→ **Items**

***

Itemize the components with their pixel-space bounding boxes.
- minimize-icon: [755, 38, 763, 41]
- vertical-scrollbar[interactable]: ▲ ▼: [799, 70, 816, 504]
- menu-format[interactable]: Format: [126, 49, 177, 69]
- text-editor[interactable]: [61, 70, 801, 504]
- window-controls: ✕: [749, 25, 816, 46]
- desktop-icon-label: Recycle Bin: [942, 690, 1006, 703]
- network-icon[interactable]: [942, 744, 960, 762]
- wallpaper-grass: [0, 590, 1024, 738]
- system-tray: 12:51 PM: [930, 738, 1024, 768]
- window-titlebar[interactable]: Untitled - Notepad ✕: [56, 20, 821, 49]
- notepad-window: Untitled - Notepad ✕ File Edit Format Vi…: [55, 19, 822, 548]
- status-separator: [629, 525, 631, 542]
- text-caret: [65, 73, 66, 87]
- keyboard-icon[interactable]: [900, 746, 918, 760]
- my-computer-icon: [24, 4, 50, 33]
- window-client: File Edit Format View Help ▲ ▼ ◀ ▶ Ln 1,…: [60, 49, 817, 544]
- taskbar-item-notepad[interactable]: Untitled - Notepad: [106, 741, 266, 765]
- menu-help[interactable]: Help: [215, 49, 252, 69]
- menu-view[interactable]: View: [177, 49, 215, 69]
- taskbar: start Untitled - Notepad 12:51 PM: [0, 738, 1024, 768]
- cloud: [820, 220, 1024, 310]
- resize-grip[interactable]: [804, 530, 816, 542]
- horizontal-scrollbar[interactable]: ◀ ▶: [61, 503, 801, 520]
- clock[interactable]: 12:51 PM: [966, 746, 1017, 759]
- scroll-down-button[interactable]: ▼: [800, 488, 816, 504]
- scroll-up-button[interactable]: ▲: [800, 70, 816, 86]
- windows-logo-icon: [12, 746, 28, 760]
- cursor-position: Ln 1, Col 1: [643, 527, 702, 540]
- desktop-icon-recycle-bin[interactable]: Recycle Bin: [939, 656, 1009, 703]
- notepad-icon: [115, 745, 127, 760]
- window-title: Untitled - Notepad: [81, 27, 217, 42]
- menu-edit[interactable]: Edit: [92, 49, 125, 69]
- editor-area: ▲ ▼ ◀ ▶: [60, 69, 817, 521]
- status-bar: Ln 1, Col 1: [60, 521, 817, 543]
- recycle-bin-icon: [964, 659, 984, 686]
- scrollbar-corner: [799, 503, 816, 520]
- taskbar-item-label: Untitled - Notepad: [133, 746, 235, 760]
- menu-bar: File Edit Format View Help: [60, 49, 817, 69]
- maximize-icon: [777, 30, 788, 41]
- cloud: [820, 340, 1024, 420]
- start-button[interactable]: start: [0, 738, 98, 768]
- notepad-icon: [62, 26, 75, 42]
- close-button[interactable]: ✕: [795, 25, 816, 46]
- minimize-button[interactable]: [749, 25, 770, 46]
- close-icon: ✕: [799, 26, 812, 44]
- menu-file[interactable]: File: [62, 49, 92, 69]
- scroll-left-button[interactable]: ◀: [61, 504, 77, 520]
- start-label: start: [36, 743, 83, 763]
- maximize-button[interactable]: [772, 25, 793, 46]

***

Copy the lines above verbatim.

Itemize the components with their pixel-space bounding boxes.
- minimize-icon: [755, 38, 763, 41]
- vertical-scrollbar[interactable]: ▲ ▼: [799, 70, 816, 504]
- menu-format[interactable]: Format: [126, 49, 177, 69]
- text-editor[interactable]: [61, 70, 801, 504]
- window-controls: ✕: [749, 25, 816, 46]
- desktop-icon-label: Recycle Bin: [942, 690, 1006, 703]
- network-icon[interactable]: [942, 744, 960, 762]
- wallpaper-grass: [0, 590, 1024, 738]
- system-tray: 12:51 PM: [930, 738, 1024, 768]
- window-titlebar[interactable]: Untitled - Notepad ✕: [56, 20, 821, 49]
- notepad-window: Untitled - Notepad ✕ File Edit Format Vi…: [55, 19, 822, 548]
- status-separator: [629, 525, 631, 542]
- text-caret: [65, 73, 66, 87]
- keyboard-icon[interactable]: [900, 746, 918, 760]
- my-computer-icon: [24, 4, 50, 33]
- window-client: File Edit Format View Help ▲ ▼ ◀ ▶ Ln 1,…: [60, 49, 817, 544]
- taskbar-item-notepad[interactable]: Untitled - Notepad: [106, 741, 266, 765]
- menu-help[interactable]: Help: [215, 49, 252, 69]
- menu-view[interactable]: View: [177, 49, 215, 69]
- taskbar: start Untitled - Notepad 12:51 PM: [0, 738, 1024, 768]
- cloud: [820, 220, 1024, 310]
- resize-grip[interactable]: [804, 530, 816, 542]
- horizontal-scrollbar[interactable]: ◀ ▶: [61, 503, 801, 520]
- clock[interactable]: 12:51 PM: [966, 746, 1017, 759]
- scroll-down-button[interactable]: ▼: [800, 488, 816, 504]
- scroll-up-button[interactable]: ▲: [800, 70, 816, 86]
- windows-logo-icon: [12, 746, 28, 760]
- cursor-position: Ln 1, Col 1: [643, 527, 702, 540]
- desktop-icon-recycle-bin[interactable]: Recycle Bin: [939, 656, 1009, 703]
- notepad-icon: [115, 745, 127, 760]
- window-title: Untitled - Notepad: [81, 27, 217, 42]
- menu-edit[interactable]: Edit: [92, 49, 125, 69]
- editor-area: ▲ ▼ ◀ ▶: [60, 69, 817, 521]
- status-bar: Ln 1, Col 1: [60, 521, 817, 543]
- recycle-bin-icon: [964, 659, 984, 686]
- scrollbar-corner: [799, 503, 816, 520]
- taskbar-item-label: Untitled - Notepad: [133, 746, 235, 760]
- menu-bar: File Edit Format View Help: [60, 49, 817, 69]
- maximize-icon: [777, 30, 788, 41]
- cloud: [820, 340, 1024, 420]
- start-button[interactable]: start: [0, 738, 98, 768]
- notepad-icon: [62, 26, 75, 42]
- close-button[interactable]: ✕: [795, 25, 816, 46]
- minimize-button[interactable]: [749, 25, 770, 46]
- close-icon: ✕: [799, 26, 812, 44]
- menu-file[interactable]: File: [62, 49, 92, 69]
- scroll-left-button[interactable]: ◀: [61, 504, 77, 520]
- start-label: start: [36, 743, 83, 763]
- maximize-button[interactable]: [772, 25, 793, 46]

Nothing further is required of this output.